>>>

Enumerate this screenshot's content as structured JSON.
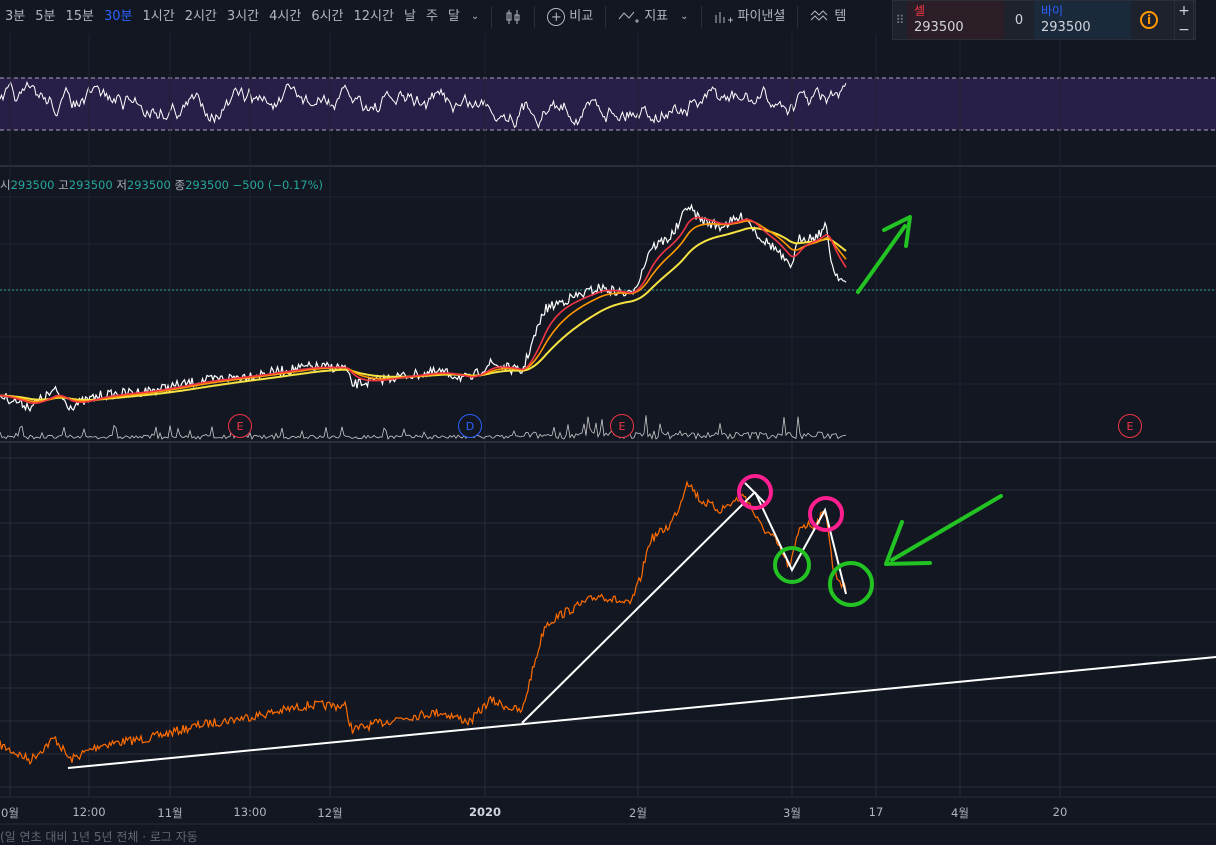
{
  "toolbar": {
    "intervals": [
      "3분",
      "5분",
      "15분",
      "30분",
      "1시간",
      "2시간",
      "3시간",
      "4시간",
      "6시간",
      "12시간",
      "날",
      "주",
      "달"
    ],
    "active_interval": "30분",
    "compare_label": "비교",
    "indicators_label": "지표",
    "pine_label": "파이낸셜",
    "template_label": "템"
  },
  "trade_panel": {
    "sell_label": "셀",
    "sell_price": "293500",
    "quantity": "0",
    "buy_label": "바이",
    "buy_price": "293500",
    "info_icon": "i",
    "zoom_in": "+",
    "zoom_out": "−"
  },
  "ohlc": {
    "open_label": "시",
    "open": "293500",
    "high_label": "고",
    "high": "293500",
    "low_label": "저",
    "low": "293500",
    "close_label": "종",
    "close": "293500",
    "change": "−500 (−0.17%)"
  },
  "x_axis": [
    "0월",
    "12:00",
    "11월",
    "13:00",
    "12월",
    "2020",
    "2월",
    "3월",
    "17",
    "4월",
    "20"
  ],
  "events": [
    "E",
    "D",
    "E",
    "E"
  ],
  "bottom_tabs": "(일   연초 대비   1년   5년   전체       ·   로그   자동",
  "colors": {
    "background": "#131722",
    "rsi_band": "#2a1f4a",
    "ma_red": "#f23645",
    "ma_orange": "#ff9800",
    "ma_yellow": "#f5e342",
    "price_line": "#ff6d00",
    "arrow_green": "#22c322",
    "circle_pink": "#ff1f8f",
    "circle_green": "#22c322"
  }
}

<<<

> _What you have to do_
Reproduce the full material exactly, excluding the pictures.

> _Answer to the exercise_
Enumerate this screenshot's content as structured JSON.
{
  "toolbar": {
    "intervals": [
      "3분",
      "5분",
      "15분",
      "30분",
      "1시간",
      "2시간",
      "3시간",
      "4시간",
      "6시간",
      "12시간",
      "날",
      "주",
      "달"
    ],
    "active_interval": "30분",
    "compare_label": "비교",
    "indicators_label": "지표",
    "pine_label": "파이낸셜",
    "template_label": "템"
  },
  "trade_panel": {
    "sell_label": "셀",
    "sell_price": "293500",
    "quantity": "0",
    "buy_label": "바이",
    "buy_price": "293500",
    "info_icon": "i",
    "zoom_in": "+",
    "zoom_out": "−"
  },
  "ohlc": {
    "open_label": "시",
    "open": "293500",
    "high_label": "고",
    "high": "293500",
    "low_label": "저",
    "low": "293500",
    "close_label": "종",
    "close": "293500",
    "change": "−500 (−0.17%)"
  },
  "x_axis": [
    "0월",
    "12:00",
    "11월",
    "13:00",
    "12월",
    "2020",
    "2월",
    "3월",
    "17",
    "4월",
    "20"
  ],
  "events": [
    "E",
    "D",
    "E",
    "E"
  ],
  "bottom_tabs": "(일   연초 대비   1년   5년   전체       ·   로그   자동",
  "colors": {
    "background": "#131722",
    "rsi_band": "#2a1f4a",
    "ma_red": "#f23645",
    "ma_orange": "#ff9800",
    "ma_yellow": "#f5e342",
    "price_line": "#ff6d00",
    "arrow_green": "#22c322",
    "circle_pink": "#ff1f8f",
    "circle_green": "#22c322"
  }
}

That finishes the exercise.